**Set exercise**
Set down all of the data exactly as it appears.

━━━━━━━━━━━━━━━━

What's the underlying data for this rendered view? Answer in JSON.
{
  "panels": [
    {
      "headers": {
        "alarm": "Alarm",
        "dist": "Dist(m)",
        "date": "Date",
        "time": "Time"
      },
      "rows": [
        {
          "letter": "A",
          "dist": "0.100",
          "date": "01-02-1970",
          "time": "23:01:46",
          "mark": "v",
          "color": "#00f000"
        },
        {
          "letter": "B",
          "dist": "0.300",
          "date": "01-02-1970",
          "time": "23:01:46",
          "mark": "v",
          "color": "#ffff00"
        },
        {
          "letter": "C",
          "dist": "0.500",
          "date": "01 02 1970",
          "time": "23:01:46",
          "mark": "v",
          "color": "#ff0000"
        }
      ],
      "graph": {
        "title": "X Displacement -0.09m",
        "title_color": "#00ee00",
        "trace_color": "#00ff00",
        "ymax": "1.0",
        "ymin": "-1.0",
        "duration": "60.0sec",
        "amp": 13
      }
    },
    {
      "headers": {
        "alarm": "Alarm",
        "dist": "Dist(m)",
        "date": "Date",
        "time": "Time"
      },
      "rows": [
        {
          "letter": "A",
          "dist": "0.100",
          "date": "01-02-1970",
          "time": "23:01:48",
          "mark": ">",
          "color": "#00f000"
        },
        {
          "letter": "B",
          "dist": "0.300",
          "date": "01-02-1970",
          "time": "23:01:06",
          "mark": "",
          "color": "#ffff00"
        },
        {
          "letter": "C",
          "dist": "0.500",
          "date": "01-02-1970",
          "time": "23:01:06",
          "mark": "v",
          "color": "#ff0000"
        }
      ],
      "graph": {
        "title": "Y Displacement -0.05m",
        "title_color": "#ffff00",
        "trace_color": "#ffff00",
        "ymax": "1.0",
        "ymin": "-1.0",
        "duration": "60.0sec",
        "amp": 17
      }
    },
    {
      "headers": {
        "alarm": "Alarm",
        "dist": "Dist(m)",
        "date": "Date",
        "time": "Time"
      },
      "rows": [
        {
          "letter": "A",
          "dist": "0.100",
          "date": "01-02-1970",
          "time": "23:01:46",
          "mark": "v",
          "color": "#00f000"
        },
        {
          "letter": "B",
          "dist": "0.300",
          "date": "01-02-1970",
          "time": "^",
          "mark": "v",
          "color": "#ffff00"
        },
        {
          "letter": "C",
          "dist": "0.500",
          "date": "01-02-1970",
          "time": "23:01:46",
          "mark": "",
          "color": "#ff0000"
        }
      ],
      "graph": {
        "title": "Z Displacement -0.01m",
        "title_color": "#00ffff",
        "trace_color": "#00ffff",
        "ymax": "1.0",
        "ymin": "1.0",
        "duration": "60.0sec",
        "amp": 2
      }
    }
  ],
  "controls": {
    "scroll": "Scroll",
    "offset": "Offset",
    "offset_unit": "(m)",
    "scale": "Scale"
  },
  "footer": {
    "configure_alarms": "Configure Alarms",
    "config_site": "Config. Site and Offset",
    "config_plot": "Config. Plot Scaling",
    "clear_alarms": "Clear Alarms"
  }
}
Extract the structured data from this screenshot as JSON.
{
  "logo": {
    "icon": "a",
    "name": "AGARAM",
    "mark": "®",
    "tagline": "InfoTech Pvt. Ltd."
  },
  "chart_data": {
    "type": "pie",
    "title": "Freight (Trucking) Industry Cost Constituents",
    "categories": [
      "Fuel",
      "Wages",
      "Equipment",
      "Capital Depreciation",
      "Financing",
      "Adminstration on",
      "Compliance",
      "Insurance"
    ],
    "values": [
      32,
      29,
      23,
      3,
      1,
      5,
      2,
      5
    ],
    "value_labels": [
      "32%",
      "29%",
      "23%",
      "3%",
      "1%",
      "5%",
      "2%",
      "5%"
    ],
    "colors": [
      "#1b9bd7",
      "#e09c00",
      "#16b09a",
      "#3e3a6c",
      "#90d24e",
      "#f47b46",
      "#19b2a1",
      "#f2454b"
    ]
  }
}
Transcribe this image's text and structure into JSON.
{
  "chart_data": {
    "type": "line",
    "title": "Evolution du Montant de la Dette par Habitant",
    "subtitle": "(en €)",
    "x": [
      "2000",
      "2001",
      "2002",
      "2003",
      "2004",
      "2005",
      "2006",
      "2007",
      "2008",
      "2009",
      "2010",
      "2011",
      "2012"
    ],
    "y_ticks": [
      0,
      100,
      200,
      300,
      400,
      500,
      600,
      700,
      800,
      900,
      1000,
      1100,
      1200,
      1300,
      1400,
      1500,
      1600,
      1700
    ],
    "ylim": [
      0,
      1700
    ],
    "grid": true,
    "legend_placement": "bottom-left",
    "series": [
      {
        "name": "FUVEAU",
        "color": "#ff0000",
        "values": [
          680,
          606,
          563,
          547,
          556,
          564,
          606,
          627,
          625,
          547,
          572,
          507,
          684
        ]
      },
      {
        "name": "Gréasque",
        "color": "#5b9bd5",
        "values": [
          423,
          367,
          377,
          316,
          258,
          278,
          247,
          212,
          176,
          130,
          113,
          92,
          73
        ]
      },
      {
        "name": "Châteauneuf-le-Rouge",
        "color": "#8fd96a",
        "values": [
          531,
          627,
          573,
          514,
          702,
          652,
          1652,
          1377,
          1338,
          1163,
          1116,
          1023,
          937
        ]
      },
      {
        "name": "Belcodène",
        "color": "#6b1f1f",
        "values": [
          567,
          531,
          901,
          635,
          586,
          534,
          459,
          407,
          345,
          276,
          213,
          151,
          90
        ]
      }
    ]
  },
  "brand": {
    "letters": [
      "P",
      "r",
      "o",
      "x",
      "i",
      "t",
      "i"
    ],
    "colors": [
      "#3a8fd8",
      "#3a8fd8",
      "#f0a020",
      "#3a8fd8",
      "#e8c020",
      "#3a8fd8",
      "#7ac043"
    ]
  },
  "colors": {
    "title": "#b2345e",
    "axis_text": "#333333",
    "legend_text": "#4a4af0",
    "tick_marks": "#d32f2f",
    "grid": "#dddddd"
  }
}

━━━━━━━━━━━━━━━━

**Answer for the task**
What's the underlying data for this rendered view? Answer in JSON.
{
  "panels": [
    {
      "headers": {
        "alarm": "Alarm",
        "dist": "Dist(m)",
        "date": "Date",
        "time": "Time"
      },
      "rows": [
        {
          "letter": "A",
          "dist": "0.100",
          "date": "01-02-1970",
          "time": "23:01:46",
          "mark": "v",
          "color": "#00f000"
        },
        {
          "letter": "B",
          "dist": "0.300",
          "date": "01-02-1970",
          "time": "23:01:46",
          "mark": "v",
          "color": "#ffff00"
        },
        {
          "letter": "C",
          "dist": "0.500",
          "date": "01 02 1970",
          "time": "23:01:46",
          "mark": "v",
          "color": "#ff0000"
        }
      ],
      "graph": {
        "title": "X Displacement -0.09m",
        "title_color": "#00ee00",
        "trace_color": "#00ff00",
        "ymax": "1.0",
        "ymin": "-1.0",
        "duration": "60.0sec",
        "amp": 13
      }
    },
    {
      "headers": {
        "alarm": "Alarm",
        "dist": "Dist(m)",
        "date": "Date",
        "time": "Time"
      },
      "rows": [
        {
          "letter": "A",
          "dist": "0.100",
          "date": "01-02-1970",
          "time": "23:01:48",
          "mark": ">",
          "color": "#00f000"
        },
        {
          "letter": "B",
          "dist": "0.300",
          "date": "01-02-1970",
          "time": "23:01:06",
          "mark": "",
          "color": "#ffff00"
        },
        {
          "letter": "C",
          "dist": "0.500",
          "date": "01-02-1970",
          "time": "23:01:06",
          "mark": "v",
          "color": "#ff0000"
        }
      ],
      "graph": {
        "title": "Y Displacement -0.05m",
        "title_color": "#ffff00",
        "trace_color": "#ffff00",
        "ymax": "1.0",
        "ymin": "-1.0",
        "duration": "60.0sec",
        "amp": 17
      }
    },
    {
      "headers": {
        "alarm": "Alarm",
        "dist": "Dist(m)",
        "date": "Date",
        "time": "Time"
      },
      "rows": [
        {
          "letter": "A",
          "dist": "0.100",
          "date": "01-02-1970",
          "time": "23:01:46",
          "mark": "v",
          "color": "#00f000"
        },
        {
          "letter": "B",
          "dist": "0.300",
          "date": "01-02-1970",
          "time": "^",
          "mark": "v",
          "color": "#ffff00"
        },
        {
          "letter": "C",
          "dist": "0.500",
          "date": "01-02-1970",
          "time": "23:01:46",
          "mark": "",
          "color": "#ff0000"
        }
      ],
      "graph": {
        "title": "Z Displacement -0.01m",
        "title_color": "#00ffff",
        "trace_color": "#00ffff",
        "ymax": "1.0",
        "ymin": "1.0",
        "duration": "60.0sec",
        "amp": 2
      }
    }
  ],
  "controls": {
    "scroll": "Scroll",
    "offset": "Offset",
    "offset_unit": "(m)",
    "scale": "Scale"
  },
  "footer": {
    "configure_alarms": "Configure Alarms",
    "config_site": "Config. Site and Offset",
    "config_plot": "Config. Plot Scaling",
    "clear_alarms": "Clear Alarms"
  }
}
Extract the structured data from this screenshot as JSON.
{
  "logo": {
    "icon": "a",
    "name": "AGARAM",
    "mark": "®",
    "tagline": "InfoTech Pvt. Ltd."
  },
  "chart_data": {
    "type": "pie",
    "title": "Freight (Trucking) Industry Cost Constituents",
    "categories": [
      "Fuel",
      "Wages",
      "Equipment",
      "Capital Depreciation",
      "Financing",
      "Adminstration on",
      "Compliance",
      "Insurance"
    ],
    "values": [
      32,
      29,
      23,
      3,
      1,
      5,
      2,
      5
    ],
    "value_labels": [
      "32%",
      "29%",
      "23%",
      "3%",
      "1%",
      "5%",
      "2%",
      "5%"
    ],
    "colors": [
      "#1b9bd7",
      "#e09c00",
      "#16b09a",
      "#3e3a6c",
      "#90d24e",
      "#f47b46",
      "#19b2a1",
      "#f2454b"
    ]
  }
}
Transcribe this image's text and structure into JSON.
{
  "chart_data": {
    "type": "line",
    "title": "Evolution du Montant de la Dette par Habitant",
    "subtitle": "(en €)",
    "x": [
      "2000",
      "2001",
      "2002",
      "2003",
      "2004",
      "2005",
      "2006",
      "2007",
      "2008",
      "2009",
      "2010",
      "2011",
      "2012"
    ],
    "y_ticks": [
      0,
      100,
      200,
      300,
      400,
      500,
      600,
      700,
      800,
      900,
      1000,
      1100,
      1200,
      1300,
      1400,
      1500,
      1600,
      1700
    ],
    "ylim": [
      0,
      1700
    ],
    "grid": true,
    "legend_placement": "bottom-left",
    "series": [
      {
        "name": "FUVEAU",
        "color": "#ff0000",
        "values": [
          680,
          606,
          563,
          547,
          556,
          564,
          606,
          627,
          625,
          547,
          572,
          507,
          684
        ]
      },
      {
        "name": "Gréasque",
        "color": "#5b9bd5",
        "values": [
          423,
          367,
          377,
          316,
          258,
          278,
          247,
          212,
          176,
          130,
          113,
          92,
          73
        ]
      },
      {
        "name": "Châteauneuf-le-Rouge",
        "color": "#8fd96a",
        "values": [
          531,
          627,
          573,
          514,
          702,
          652,
          1652,
          1377,
          1338,
          1163,
          1116,
          1023,
          937
        ]
      },
      {
        "name": "Belcodène",
        "color": "#6b1f1f",
        "values": [
          567,
          531,
          901,
          635,
          586,
          534,
          459,
          407,
          345,
          276,
          213,
          151,
          90
        ]
      }
    ]
  },
  "brand": {
    "letters": [
      "P",
      "r",
      "o",
      "x",
      "i",
      "t",
      "i"
    ],
    "colors": [
      "#3a8fd8",
      "#3a8fd8",
      "#f0a020",
      "#3a8fd8",
      "#e8c020",
      "#3a8fd8",
      "#7ac043"
    ]
  },
  "colors": {
    "title": "#b2345e",
    "axis_text": "#333333",
    "legend_text": "#4a4af0",
    "tick_marks": "#d32f2f",
    "grid": "#dddddd"
  }
}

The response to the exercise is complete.